---------- QUOTED PASSAGE ----------
Andrew Chalk - Blue Eyes of the March
(Faraway Press)
CD
I listened to this in my garden, on headphones, whilst sitting watching a blackbird decimate the grasshopper population. I couldn't tell where the music ended and the rest of the world began.
(www.farawaypress.net)

Andrew Chalk - Goldfall
(Faraway Press)
LP
It's on vinyl, it's beautifully presented in handmade packaging and the title tells you exactly what it sounds like. 
(www.farawaypress.net)

Andrew Chalk - Goldfall
(Faraway Press)
CD
This is what dreams sound like. Not the ones you get if you've eaten too much cheese before going to sleep but the ones you get just as you're waking up and every part of your body is relaxed, warm and comfortable.
(www.farawaypress.net)

Andrew Chalk - East of the Sun
(Faraway Press)
CD
Originally released in 1993-94, this is the latest in a string of astonishingly good albums from Andrew Chalk via his own Faraway Press imprint.  Slow, heavy pulses merge with overlapping washes of sound.  Interestingly, it's impossible to play this album loudly, it's inherently quiet.  Even with the volume turned way up it pretty much hovers at the edges of perception as if it's daring you to let your attention wander.  The instrumentation is masked in reverb and delay removing the distraction of familiar sounds and leaving you afloat on an ocean of warm honey.  Immaculate.
(www.farawaypress.net)

Andrew Chalk, Daisuke Suzuki, Naoko Suzuki - Ghosts on Water
(Faraway Press)
----------
▶ **WRITTEN TASK**: List every distinct release title that appears in the Faraway Press reviews, counting a title only once even if it is reviewed in more than one format. The entries that follow have no connection to the Faraway Press reviews.
---------- RECORD EXTRACTS ----------
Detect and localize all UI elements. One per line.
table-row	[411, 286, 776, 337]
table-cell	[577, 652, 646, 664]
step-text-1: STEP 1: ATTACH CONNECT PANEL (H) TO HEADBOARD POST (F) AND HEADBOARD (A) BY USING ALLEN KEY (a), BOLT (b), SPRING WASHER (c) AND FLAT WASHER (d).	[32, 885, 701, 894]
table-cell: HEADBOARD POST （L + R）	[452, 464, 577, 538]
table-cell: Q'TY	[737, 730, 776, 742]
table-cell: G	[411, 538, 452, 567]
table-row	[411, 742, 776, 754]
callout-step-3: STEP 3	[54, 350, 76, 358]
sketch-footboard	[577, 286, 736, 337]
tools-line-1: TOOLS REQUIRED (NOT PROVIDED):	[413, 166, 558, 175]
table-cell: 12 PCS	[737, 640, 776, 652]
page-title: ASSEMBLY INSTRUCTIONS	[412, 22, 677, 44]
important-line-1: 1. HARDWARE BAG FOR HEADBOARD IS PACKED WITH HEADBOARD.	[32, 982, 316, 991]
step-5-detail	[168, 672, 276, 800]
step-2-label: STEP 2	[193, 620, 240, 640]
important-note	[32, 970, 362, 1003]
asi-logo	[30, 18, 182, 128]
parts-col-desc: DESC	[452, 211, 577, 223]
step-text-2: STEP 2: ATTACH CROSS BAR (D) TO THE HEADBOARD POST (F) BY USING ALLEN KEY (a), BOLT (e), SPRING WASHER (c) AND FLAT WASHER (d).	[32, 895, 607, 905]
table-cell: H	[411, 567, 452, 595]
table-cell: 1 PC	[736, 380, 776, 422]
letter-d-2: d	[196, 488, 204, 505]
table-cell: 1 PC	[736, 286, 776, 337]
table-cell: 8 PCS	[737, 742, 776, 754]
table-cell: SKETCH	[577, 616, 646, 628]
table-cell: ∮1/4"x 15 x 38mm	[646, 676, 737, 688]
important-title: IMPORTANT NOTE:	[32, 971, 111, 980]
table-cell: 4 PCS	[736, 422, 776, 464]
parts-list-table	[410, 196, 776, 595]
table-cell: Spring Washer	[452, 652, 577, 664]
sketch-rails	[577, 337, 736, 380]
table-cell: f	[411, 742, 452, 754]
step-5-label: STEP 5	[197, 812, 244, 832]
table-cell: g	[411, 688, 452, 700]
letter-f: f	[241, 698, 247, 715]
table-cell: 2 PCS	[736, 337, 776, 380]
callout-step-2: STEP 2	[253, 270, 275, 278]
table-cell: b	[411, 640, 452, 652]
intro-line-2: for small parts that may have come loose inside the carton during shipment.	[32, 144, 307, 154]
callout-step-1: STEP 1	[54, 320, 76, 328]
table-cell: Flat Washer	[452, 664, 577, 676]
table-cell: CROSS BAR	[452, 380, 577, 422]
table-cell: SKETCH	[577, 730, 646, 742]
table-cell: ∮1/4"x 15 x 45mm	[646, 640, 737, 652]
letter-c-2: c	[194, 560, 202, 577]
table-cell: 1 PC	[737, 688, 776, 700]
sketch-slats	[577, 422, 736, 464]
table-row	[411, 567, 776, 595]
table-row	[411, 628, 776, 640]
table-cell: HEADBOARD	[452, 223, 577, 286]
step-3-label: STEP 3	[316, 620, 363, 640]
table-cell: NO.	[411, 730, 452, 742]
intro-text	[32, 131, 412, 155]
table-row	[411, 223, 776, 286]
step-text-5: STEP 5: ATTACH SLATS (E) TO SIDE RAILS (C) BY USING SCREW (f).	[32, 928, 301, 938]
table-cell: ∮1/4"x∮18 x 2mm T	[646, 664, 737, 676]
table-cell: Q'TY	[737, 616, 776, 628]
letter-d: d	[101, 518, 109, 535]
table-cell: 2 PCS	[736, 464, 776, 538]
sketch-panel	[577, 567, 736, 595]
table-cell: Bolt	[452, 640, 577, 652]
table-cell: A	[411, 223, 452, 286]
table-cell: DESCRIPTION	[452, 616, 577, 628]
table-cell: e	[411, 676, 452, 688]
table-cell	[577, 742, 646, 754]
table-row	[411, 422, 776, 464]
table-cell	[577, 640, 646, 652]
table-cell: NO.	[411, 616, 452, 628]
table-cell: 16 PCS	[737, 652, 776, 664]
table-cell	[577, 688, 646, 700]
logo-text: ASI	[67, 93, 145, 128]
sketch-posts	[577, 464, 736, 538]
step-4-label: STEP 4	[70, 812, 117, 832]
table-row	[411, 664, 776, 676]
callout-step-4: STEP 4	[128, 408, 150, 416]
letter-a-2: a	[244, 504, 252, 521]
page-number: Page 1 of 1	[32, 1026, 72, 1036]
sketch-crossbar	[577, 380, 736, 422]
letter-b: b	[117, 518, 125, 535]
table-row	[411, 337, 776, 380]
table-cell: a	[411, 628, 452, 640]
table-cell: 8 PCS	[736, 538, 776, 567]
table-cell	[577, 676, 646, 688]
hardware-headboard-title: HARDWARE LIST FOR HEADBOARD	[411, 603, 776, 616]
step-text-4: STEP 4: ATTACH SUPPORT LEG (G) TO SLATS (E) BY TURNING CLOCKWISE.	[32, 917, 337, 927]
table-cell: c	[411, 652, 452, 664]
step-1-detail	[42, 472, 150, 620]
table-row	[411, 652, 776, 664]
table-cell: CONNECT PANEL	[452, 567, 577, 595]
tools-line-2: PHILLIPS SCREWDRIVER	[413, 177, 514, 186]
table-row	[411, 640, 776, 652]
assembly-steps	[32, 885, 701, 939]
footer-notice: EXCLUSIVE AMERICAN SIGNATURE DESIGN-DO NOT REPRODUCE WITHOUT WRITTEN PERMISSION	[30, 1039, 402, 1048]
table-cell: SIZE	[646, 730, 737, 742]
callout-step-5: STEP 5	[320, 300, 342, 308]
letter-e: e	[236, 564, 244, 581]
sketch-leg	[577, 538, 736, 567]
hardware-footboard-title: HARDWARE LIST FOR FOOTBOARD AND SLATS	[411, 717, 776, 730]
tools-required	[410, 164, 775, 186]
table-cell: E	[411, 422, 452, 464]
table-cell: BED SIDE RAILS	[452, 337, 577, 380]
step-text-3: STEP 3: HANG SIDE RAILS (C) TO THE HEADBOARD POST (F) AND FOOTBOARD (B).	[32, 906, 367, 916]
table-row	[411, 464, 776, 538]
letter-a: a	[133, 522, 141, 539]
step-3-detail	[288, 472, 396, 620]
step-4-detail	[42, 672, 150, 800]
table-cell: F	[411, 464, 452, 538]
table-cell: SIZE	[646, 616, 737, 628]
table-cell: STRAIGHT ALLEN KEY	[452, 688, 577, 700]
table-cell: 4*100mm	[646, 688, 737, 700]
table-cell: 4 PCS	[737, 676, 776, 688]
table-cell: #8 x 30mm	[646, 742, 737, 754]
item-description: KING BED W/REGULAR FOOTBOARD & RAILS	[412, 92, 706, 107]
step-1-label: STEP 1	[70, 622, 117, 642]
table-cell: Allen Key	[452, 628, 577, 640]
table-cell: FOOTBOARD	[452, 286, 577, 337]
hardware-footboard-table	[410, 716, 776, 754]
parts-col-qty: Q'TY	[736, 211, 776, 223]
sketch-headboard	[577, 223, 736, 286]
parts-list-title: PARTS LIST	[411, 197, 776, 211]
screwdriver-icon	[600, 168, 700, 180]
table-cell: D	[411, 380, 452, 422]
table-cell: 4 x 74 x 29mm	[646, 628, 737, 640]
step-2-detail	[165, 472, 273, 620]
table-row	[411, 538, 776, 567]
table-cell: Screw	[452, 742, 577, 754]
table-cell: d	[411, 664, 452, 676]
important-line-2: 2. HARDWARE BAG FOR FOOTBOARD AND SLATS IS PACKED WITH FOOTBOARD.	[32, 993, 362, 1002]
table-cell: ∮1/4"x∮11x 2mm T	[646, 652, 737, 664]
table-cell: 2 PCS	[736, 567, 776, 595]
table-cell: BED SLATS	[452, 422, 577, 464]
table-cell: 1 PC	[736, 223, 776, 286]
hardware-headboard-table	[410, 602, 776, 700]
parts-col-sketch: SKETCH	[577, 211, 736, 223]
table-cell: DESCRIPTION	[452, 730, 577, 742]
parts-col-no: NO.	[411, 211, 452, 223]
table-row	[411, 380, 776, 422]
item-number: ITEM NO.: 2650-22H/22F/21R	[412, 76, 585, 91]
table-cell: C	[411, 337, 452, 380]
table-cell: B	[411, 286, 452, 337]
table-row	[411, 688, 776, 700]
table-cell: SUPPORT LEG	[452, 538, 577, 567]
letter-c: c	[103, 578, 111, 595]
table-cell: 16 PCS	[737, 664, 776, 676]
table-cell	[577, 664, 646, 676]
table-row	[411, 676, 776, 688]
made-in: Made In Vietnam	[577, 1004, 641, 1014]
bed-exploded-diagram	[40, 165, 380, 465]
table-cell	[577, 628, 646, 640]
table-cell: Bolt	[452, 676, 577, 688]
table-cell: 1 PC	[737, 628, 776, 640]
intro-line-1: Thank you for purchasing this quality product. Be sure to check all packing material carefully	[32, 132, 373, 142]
----------
▶ **REPLY TO THE EXERCISE**:
Blue Eyes of the March
Goldfall
East of the Sun
Ghosts on Water